Provide the data again in its entirety, exactly as given.

[Data records]
%%
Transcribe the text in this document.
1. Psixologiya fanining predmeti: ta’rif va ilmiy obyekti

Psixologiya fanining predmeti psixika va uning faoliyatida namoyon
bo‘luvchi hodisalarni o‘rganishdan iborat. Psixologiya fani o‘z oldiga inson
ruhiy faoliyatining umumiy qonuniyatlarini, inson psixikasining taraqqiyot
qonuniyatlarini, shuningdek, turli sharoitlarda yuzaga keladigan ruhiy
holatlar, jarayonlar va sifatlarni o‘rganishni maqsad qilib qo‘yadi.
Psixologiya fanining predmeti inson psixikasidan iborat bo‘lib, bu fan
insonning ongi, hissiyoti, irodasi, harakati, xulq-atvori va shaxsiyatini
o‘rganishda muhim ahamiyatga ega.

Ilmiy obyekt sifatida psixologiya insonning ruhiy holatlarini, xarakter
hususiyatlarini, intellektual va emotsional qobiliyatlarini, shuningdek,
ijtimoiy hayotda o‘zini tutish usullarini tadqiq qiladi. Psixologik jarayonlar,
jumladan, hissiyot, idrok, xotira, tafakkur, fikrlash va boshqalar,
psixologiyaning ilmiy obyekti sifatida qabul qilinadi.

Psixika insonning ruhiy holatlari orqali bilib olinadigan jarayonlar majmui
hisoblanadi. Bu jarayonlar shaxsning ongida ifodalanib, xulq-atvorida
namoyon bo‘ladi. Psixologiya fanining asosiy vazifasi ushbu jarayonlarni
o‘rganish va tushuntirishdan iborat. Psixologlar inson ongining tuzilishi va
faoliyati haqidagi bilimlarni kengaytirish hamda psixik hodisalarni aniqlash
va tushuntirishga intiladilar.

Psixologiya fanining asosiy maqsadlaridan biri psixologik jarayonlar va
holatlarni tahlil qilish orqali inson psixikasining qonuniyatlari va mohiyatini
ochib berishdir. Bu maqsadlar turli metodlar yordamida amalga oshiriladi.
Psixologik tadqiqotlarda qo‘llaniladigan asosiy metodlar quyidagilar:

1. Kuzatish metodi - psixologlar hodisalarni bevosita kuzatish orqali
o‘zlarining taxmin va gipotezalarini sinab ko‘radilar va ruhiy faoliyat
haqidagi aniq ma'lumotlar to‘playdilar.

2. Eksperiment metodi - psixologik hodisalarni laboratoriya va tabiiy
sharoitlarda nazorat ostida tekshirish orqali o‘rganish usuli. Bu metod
%%
§ **Completed task**
Transcribe the text in this document.
1. Psixologiya fanining predmeti: ta’rif va ilmiy obyekti

Psixologiya fanining predmeti psixika va uning faoliyatida namoyon
bo‘luvchi hodisalarni o‘rganishdan iborat. Psixologiya fani o‘z oldiga inson
ruhiy faoliyatining umumiy qonuniyatlarini, inson psixikasining taraqqiyot
qonuniyatlarini, shuningdek, turli sharoitlarda yuzaga keladigan ruhiy
holatlar, jarayonlar va sifatlarni o‘rganishni maqsad qilib qo‘yadi.
Psixologiya fanining predmeti inson psixikasidan iborat bo‘lib, bu fan
insonning ongi, hissiyoti, irodasi, harakati, xulq-atvori va shaxsiyatini
o‘rganishda muhim ahamiyatga ega.

Ilmiy obyekt sifatida psixologiya insonning ruhiy holatlarini, xarakter
hususiyatlarini, intellektual va emotsional qobiliyatlarini, shuningdek,
ijtimoiy hayotda o‘zini tutish usullarini tadqiq qiladi. Psixologik jarayonlar,
jumladan, hissiyot, idrok, xotira, tafakkur, fikrlash va boshqalar,
psixologiyaning ilmiy obyekti sifatida qabul qilinadi.

Psixika insonning ruhiy holatlari orqali bilib olinadigan jarayonlar majmui
hisoblanadi. Bu jarayonlar shaxsning ongida ifodalanib, xulq-atvorida
namoyon bo‘ladi. Psixologiya fanining asosiy vazifasi ushbu jarayonlarni
o‘rganish va tushuntirishdan iborat. Psixologlar inson ongining tuzilishi va
faoliyati haqidagi bilimlarni kengaytirish hamda psixik hodisalarni aniqlash
va tushuntirishga intiladilar.

Psixologiya fanining asosiy maqsadlaridan biri psixologik jarayonlar va
holatlarni tahlil qilish orqali inson psixikasining qonuniyatlari va mohiyatini
ochib berishdir. Bu maqsadlar turli metodlar yordamida amalga oshiriladi.
Psixologik tadqiqotlarda qo‘llaniladigan asosiy metodlar quyidagilar:

1. Kuzatish metodi - psixologlar hodisalarni bevosita kuzatish orqali
o‘zlarining taxmin va gipotezalarini sinab ko‘radilar va ruhiy faoliyat
haqidagi aniq ma'lumotlar to‘playdilar.

2. Eksperiment metodi - psixologik hodisalarni laboratoriya va tabiiy
sharoitlarda nazorat ostida tekshirish orqali o‘rganish usuli. Bu metod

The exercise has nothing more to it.